##### Extracted records

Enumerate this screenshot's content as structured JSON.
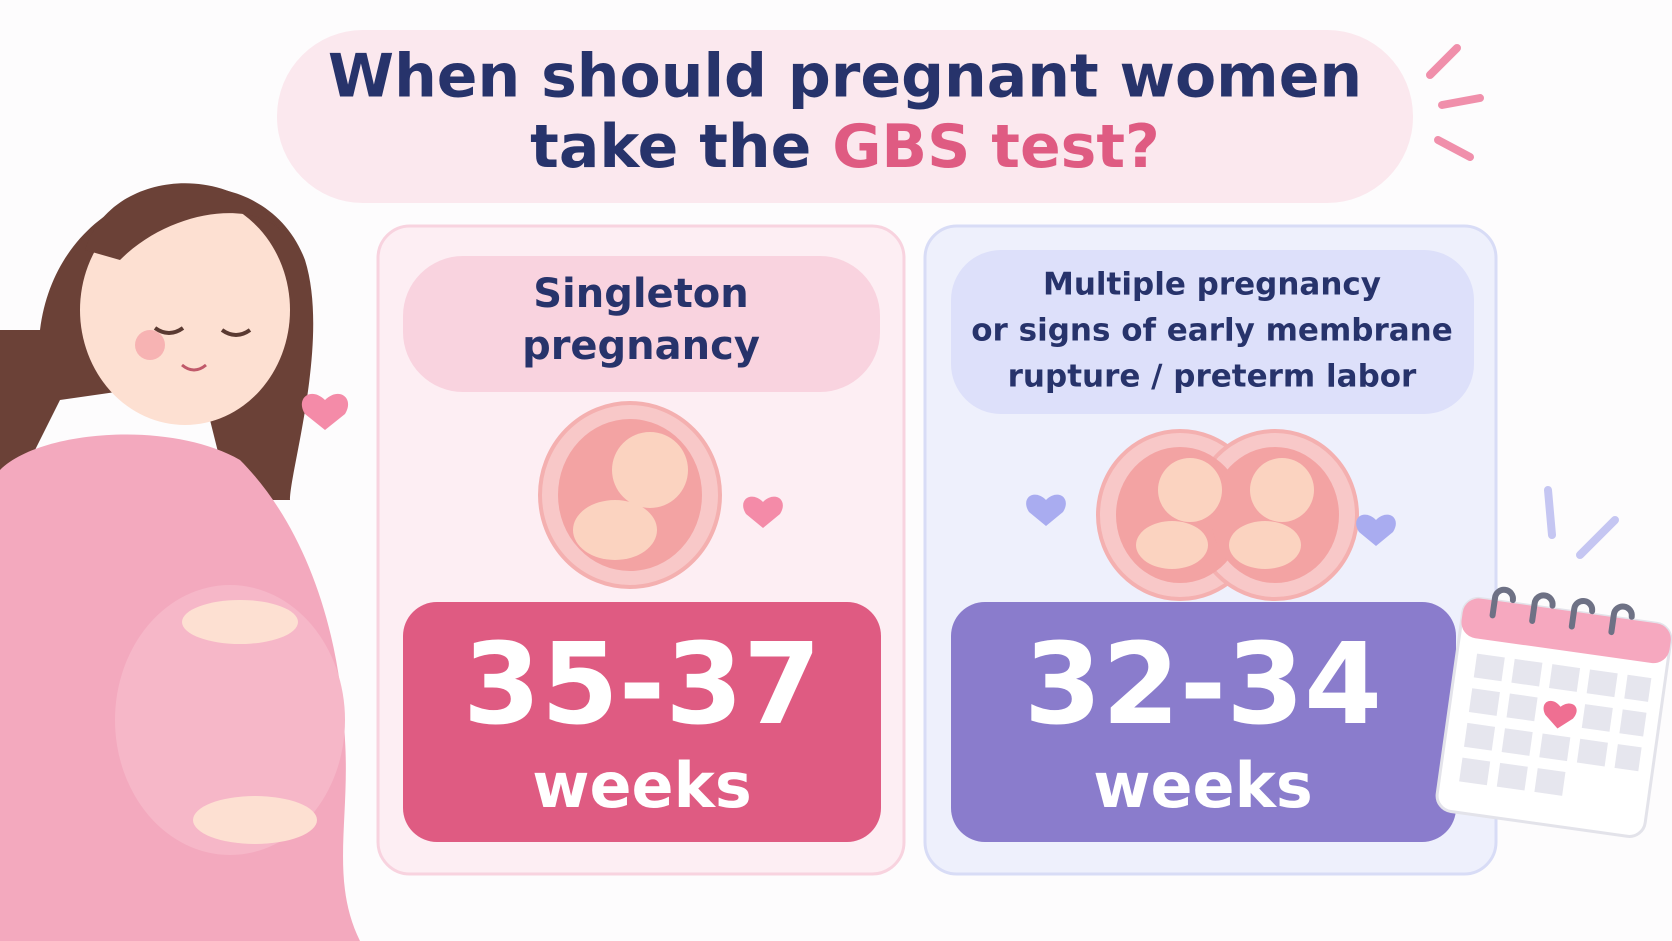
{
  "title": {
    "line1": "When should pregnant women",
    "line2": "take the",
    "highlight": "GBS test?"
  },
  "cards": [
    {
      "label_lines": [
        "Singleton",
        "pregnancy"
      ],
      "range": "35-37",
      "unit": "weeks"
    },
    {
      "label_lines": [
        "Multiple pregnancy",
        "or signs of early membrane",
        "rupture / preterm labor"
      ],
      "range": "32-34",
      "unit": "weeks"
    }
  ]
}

##########

Exactly reproduce the entries above, minus the pictures.

Enumerate this screenshot's content as structured JSON.
{
  "title": {
    "line1": "When should pregnant women",
    "line2": "take the",
    "highlight": "GBS test?"
  },
  "cards": [
    {
      "label_lines": [
        "Singleton",
        "pregnancy"
      ],
      "range": "35-37",
      "unit": "weeks"
    },
    {
      "label_lines": [
        "Multiple pregnancy",
        "or signs of early membrane",
        "rupture / preterm labor"
      ],
      "range": "32-34",
      "unit": "weeks"
    }
  ]
}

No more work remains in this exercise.